*** Record excerpts ***
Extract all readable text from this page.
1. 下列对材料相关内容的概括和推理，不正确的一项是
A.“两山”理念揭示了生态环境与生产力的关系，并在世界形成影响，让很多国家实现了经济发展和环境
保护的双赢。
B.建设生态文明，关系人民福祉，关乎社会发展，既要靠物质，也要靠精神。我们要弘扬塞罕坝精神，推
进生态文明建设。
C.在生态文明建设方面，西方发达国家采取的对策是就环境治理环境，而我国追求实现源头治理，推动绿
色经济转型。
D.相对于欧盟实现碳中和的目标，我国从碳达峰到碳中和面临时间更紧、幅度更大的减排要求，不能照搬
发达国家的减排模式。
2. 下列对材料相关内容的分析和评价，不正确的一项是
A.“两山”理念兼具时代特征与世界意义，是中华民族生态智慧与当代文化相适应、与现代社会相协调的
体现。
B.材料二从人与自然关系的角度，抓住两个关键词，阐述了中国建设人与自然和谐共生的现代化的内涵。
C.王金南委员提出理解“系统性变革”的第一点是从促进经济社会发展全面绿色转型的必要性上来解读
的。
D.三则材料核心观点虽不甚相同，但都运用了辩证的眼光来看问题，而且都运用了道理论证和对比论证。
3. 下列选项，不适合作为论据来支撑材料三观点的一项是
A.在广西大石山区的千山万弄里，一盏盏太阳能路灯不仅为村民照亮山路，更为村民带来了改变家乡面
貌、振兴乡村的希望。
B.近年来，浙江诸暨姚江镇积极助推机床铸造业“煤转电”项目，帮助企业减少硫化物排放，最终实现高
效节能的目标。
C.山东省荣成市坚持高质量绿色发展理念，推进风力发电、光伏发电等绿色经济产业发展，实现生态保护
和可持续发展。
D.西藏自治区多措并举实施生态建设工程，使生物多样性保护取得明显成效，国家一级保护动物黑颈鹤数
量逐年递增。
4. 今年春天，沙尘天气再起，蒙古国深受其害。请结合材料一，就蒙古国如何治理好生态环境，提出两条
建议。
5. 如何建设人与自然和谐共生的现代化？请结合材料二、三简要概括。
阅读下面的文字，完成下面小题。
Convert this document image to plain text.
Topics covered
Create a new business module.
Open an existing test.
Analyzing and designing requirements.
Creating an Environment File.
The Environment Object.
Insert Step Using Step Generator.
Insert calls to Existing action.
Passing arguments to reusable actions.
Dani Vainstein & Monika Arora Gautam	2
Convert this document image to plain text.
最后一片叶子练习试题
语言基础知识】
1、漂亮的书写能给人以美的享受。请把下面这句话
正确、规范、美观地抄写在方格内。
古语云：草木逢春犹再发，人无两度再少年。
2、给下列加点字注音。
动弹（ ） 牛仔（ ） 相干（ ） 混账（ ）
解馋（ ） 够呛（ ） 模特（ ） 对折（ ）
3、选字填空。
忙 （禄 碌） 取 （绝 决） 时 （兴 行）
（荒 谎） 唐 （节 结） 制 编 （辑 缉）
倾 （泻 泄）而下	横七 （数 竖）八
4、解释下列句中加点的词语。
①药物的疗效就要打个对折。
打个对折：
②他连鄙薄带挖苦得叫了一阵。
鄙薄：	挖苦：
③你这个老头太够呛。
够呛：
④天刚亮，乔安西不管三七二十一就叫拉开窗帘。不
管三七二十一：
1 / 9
***
▸ **Problem**
Only the count is wanted: report how many lines of the material above hold the word "不正确的一项是".

▸ **Answer for this exercise**
2